- Raw records
▬▬▬▬▬▬
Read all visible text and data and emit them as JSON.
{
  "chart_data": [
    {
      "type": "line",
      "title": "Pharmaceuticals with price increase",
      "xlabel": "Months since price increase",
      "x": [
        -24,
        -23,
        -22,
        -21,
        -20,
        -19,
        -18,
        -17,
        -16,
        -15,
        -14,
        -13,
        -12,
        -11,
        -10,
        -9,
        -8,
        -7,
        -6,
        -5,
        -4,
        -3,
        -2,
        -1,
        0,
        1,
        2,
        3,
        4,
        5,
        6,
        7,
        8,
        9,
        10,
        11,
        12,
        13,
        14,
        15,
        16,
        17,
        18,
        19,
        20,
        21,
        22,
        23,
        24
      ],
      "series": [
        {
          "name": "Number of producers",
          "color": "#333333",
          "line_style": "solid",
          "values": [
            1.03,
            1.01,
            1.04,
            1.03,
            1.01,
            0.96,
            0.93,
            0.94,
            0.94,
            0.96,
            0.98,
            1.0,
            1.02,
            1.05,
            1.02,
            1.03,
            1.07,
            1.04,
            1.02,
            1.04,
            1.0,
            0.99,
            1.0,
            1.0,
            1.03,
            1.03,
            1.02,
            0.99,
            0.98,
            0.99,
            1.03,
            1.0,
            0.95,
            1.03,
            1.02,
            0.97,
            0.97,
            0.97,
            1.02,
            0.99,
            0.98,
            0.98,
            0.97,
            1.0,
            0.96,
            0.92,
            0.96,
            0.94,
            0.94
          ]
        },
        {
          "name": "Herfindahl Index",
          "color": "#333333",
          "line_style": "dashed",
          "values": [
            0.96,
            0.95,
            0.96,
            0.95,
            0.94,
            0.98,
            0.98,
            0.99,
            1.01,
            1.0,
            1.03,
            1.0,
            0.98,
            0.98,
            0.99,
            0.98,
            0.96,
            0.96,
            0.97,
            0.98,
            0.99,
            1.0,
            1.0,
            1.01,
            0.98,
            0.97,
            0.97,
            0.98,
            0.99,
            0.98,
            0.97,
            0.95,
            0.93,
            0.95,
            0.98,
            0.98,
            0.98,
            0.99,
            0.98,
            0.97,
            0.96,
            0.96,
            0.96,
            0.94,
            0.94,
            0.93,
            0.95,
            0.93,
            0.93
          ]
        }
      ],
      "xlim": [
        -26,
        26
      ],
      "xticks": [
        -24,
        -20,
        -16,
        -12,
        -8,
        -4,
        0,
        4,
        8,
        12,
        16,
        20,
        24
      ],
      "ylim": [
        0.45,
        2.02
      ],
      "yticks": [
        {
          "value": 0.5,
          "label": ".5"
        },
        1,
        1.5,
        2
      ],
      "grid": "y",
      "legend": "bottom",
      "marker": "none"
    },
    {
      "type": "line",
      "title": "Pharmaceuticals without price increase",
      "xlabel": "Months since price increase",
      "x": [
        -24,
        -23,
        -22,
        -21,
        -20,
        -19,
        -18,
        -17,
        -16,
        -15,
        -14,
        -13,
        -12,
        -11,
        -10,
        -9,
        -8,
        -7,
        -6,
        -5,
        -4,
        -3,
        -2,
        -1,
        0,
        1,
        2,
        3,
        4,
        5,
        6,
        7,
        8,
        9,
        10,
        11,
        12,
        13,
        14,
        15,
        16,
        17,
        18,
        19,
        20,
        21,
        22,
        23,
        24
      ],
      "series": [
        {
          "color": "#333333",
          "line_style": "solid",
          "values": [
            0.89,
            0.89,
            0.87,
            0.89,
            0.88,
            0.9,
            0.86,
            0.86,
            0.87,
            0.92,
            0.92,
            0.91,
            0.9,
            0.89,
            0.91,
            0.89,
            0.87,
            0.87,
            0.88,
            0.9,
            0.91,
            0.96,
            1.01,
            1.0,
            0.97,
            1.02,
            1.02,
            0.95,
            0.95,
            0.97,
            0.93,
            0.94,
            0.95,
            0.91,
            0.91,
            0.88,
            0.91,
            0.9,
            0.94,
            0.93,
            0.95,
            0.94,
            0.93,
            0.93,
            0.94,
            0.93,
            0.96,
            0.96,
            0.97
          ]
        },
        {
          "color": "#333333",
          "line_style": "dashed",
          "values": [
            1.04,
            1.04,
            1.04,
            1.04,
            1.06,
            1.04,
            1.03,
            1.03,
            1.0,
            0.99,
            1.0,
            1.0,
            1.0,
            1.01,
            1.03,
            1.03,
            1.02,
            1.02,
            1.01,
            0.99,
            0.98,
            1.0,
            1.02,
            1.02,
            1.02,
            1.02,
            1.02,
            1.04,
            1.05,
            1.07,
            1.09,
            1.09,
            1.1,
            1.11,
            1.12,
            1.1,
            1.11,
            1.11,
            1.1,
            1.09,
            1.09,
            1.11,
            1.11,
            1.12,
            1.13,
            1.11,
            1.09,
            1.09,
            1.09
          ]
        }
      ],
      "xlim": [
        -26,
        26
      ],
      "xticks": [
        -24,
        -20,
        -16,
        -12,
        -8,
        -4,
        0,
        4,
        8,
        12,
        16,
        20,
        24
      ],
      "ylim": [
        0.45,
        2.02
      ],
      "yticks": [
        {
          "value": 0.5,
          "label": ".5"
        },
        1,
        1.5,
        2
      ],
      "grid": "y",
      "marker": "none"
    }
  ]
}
▬▬▬▬▬▬
- Challenge
Give all of the entries again, word for word.

- Full answer
Read all visible text and data and emit them as JSON.
{
  "chart_data": [
    {
      "type": "line",
      "title": "Pharmaceuticals with price increase",
      "xlabel": "Months since price increase",
      "x": [
        -24,
        -23,
        -22,
        -21,
        -20,
        -19,
        -18,
        -17,
        -16,
        -15,
        -14,
        -13,
        -12,
        -11,
        -10,
        -9,
        -8,
        -7,
        -6,
        -5,
        -4,
        -3,
        -2,
        -1,
        0,
        1,
        2,
        3,
        4,
        5,
        6,
        7,
        8,
        9,
        10,
        11,
        12,
        13,
        14,
        15,
        16,
        17,
        18,
        19,
        20,
        21,
        22,
        23,
        24
      ],
      "series": [
        {
          "name": "Number of producers",
          "color": "#333333",
          "line_style": "solid",
          "values": [
            1.03,
            1.01,
            1.04,
            1.03,
            1.01,
            0.96,
            0.93,
            0.94,
            0.94,
            0.96,
            0.98,
            1.0,
            1.02,
            1.05,
            1.02,
            1.03,
            1.07,
            1.04,
            1.02,
            1.04,
            1.0,
            0.99,
            1.0,
            1.0,
            1.03,
            1.03,
            1.02,
            0.99,
            0.98,
            0.99,
            1.03,
            1.0,
            0.95,
            1.03,
            1.02,
            0.97,
            0.97,
            0.97,
            1.02,
            0.99,
            0.98,
            0.98,
            0.97,
            1.0,
            0.96,
            0.92,
            0.96,
            0.94,
            0.94
          ]
        },
        {
          "name": "Herfindahl Index",
          "color": "#333333",
          "line_style": "dashed",
          "values": [
            0.96,
            0.95,
            0.96,
            0.95,
            0.94,
            0.98,
            0.98,
            0.99,
            1.01,
            1.0,
            1.03,
            1.0,
            0.98,
            0.98,
            0.99,
            0.98,
            0.96,
            0.96,
            0.97,
            0.98,
            0.99,
            1.0,
            1.0,
            1.01,
            0.98,
            0.97,
            0.97,
            0.98,
            0.99,
            0.98,
            0.97,
            0.95,
            0.93,
            0.95,
            0.98,
            0.98,
            0.98,
            0.99,
            0.98,
            0.97,
            0.96,
            0.96,
            0.96,
            0.94,
            0.94,
            0.93,
            0.95,
            0.93,
            0.93
          ]
        }
      ],
      "xlim": [
        -26,
        26
      ],
      "xticks": [
        -24,
        -20,
        -16,
        -12,
        -8,
        -4,
        0,
        4,
        8,
        12,
        16,
        20,
        24
      ],
      "ylim": [
        0.45,
        2.02
      ],
      "yticks": [
        {
          "value": 0.5,
          "label": ".5"
        },
        1,
        1.5,
        2
      ],
      "grid": "y",
      "legend": "bottom",
      "marker": "none"
    },
    {
      "type": "line",
      "title": "Pharmaceuticals without price increase",
      "xlabel": "Months since price increase",
      "x": [
        -24,
        -23,
        -22,
        -21,
        -20,
        -19,
        -18,
        -17,
        -16,
        -15,
        -14,
        -13,
        -12,
        -11,
        -10,
        -9,
        -8,
        -7,
        -6,
        -5,
        -4,
        -3,
        -2,
        -1,
        0,
        1,
        2,
        3,
        4,
        5,
        6,
        7,
        8,
        9,
        10,
        11,
        12,
        13,
        14,
        15,
        16,
        17,
        18,
        19,
        20,
        21,
        22,
        23,
        24
      ],
      "series": [
        {
          "color": "#333333",
          "line_style": "solid",
          "values": [
            0.89,
            0.89,
            0.87,
            0.89,
            0.88,
            0.9,
            0.86,
            0.86,
            0.87,
            0.92,
            0.92,
            0.91,
            0.9,
            0.89,
            0.91,
            0.89,
            0.87,
            0.87,
            0.88,
            0.9,
            0.91,
            0.96,
            1.01,
            1.0,
            0.97,
            1.02,
            1.02,
            0.95,
            0.95,
            0.97,
            0.93,
            0.94,
            0.95,
            0.91,
            0.91,
            0.88,
            0.91,
            0.9,
            0.94,
            0.93,
            0.95,
            0.94,
            0.93,
            0.93,
            0.94,
            0.93,
            0.96,
            0.96,
            0.97
          ]
        },
        {
          "color": "#333333",
          "line_style": "dashed",
          "values": [
            1.04,
            1.04,
            1.04,
            1.04,
            1.06,
            1.04,
            1.03,
            1.03,
            1.0,
            0.99,
            1.0,
            1.0,
            1.0,
            1.01,
            1.03,
            1.03,
            1.02,
            1.02,
            1.01,
            0.99,
            0.98,
            1.0,
            1.02,
            1.02,
            1.02,
            1.02,
            1.02,
            1.04,
            1.05,
            1.07,
            1.09,
            1.09,
            1.1,
            1.11,
            1.12,
            1.1,
            1.11,
            1.11,
            1.1,
            1.09,
            1.09,
            1.11,
            1.11,
            1.12,
            1.13,
            1.11,
            1.09,
            1.09,
            1.09
          ]
        }
      ],
      "xlim": [
        -26,
        26
      ],
      "xticks": [
        -24,
        -20,
        -16,
        -12,
        -8,
        -4,
        0,
        4,
        8,
        12,
        16,
        20,
        24
      ],
      "ylim": [
        0.45,
        2.02
      ],
      "yticks": [
        {
          "value": 0.5,
          "label": ".5"
        },
        1,
        1.5,
        2
      ],
      "grid": "y",
      "marker": "none"
    }
  ]
}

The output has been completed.